Supplied text>

============

= ChestEze =

Pharmaceutical product

ChestEze (or Do-Do ChestEze) is a British over-the-counter pharmaceutical product manufactured by Novartis for "relief of bronchial cough, wheezing, breathlessness and other symptoms of asthmatic bronchitis and to clear the chest of mucus following upper respiratory tract infection." It contains 30 mg caffeine, 18.31 mg ephedrine hydrochloride and 100 mg anhydrous theophylline.

It comes in a fawn brown tablet. Recommended doses are: Adults: not more than 1 tablet in 4 hours. Maximum 4 tablets in 24 hours. Young persons over 12 years: 1 tablet and no more than 3 tablets daily with an interval of at least 4 hours between each tablet.

============

Information shown>
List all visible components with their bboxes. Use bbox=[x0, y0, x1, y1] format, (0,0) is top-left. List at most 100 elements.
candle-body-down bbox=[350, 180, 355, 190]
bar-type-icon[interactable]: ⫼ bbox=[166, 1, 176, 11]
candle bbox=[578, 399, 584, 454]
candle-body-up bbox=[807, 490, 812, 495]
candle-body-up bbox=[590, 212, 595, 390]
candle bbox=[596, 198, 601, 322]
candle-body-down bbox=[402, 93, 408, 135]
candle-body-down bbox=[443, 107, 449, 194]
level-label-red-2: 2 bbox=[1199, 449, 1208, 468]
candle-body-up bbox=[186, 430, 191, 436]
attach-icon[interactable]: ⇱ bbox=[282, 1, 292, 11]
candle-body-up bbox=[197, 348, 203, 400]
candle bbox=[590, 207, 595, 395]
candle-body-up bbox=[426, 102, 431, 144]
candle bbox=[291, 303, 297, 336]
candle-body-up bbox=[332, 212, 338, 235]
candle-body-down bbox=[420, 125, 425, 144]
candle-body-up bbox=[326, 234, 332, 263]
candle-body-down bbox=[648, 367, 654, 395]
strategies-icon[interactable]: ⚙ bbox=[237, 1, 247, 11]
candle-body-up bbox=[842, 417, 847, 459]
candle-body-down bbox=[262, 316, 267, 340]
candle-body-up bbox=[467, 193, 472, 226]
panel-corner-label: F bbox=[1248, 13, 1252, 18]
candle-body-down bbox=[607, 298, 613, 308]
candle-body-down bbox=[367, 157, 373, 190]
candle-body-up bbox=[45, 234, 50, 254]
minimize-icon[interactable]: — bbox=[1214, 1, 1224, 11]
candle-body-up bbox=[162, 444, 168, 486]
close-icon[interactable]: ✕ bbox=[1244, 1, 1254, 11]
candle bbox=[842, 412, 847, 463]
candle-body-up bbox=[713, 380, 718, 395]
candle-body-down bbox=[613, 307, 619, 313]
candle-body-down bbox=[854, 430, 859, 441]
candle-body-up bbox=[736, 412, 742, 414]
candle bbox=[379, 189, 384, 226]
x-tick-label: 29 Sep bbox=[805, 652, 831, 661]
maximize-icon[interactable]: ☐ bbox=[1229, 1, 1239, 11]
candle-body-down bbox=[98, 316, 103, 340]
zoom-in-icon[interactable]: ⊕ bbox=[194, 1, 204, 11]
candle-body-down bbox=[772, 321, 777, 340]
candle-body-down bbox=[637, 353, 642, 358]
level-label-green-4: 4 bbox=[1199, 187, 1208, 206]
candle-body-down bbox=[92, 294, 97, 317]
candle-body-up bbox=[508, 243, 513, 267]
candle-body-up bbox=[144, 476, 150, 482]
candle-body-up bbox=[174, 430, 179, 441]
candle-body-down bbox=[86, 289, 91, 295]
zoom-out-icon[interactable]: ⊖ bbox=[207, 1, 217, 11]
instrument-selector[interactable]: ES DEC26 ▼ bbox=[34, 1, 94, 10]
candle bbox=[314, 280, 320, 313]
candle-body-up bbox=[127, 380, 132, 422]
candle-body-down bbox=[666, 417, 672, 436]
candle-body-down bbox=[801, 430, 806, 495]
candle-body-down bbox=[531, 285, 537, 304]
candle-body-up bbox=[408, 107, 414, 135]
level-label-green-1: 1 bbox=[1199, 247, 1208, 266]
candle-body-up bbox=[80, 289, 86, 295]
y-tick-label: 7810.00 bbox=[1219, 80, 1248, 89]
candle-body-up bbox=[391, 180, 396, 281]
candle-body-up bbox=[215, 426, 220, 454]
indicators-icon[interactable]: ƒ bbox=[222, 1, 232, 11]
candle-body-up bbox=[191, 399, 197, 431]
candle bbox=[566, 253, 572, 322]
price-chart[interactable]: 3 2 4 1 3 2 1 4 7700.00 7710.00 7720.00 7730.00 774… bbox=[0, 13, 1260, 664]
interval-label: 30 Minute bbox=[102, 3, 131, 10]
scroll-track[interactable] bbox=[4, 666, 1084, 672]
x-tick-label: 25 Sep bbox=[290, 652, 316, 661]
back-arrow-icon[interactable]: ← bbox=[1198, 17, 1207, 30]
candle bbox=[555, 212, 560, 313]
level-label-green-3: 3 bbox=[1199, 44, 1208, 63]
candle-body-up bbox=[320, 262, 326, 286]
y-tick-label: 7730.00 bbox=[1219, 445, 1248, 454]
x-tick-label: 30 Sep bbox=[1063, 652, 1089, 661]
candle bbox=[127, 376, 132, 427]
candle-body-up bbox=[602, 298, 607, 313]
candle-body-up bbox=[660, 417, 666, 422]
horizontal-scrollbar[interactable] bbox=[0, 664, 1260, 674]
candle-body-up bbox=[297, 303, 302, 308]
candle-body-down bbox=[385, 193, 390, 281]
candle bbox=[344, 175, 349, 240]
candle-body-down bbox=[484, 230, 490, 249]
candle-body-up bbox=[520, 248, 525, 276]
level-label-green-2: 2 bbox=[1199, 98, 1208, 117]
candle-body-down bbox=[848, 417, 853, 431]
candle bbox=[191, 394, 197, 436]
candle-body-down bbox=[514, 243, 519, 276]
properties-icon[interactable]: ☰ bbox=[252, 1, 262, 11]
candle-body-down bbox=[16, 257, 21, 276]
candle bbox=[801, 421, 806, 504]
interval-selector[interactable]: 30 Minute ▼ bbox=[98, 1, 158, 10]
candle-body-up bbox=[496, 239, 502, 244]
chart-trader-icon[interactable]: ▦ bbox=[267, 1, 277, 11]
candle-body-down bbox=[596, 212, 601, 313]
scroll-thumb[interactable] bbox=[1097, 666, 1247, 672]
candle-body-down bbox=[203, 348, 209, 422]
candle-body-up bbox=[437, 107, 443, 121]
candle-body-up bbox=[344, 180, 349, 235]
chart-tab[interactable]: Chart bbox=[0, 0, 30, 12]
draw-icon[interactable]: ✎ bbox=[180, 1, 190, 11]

============

What to work on> Write the next part of the ChestEze entry, picking up right after its final sentence.

Answer to the exercise>
Because ChestEze contains ephedrine, it is sometimes used illicitly in large doses by bodybuilders. This use can be dangerous, however, since theophylline can be toxic at relatively low doses.

In 2008, changes in the law regarding supply of ephedrine and pseudoephedrine-containing medicines resulted in ChestEze being withdrawn from pharmacies in the bulk 30 pack size. It is still available without prescription in the 9 pack size at the pharmacist's discretion from most UK Pharmacies.

On 15 August 2015 ChestEze became discontinued and is no longer available to purchase.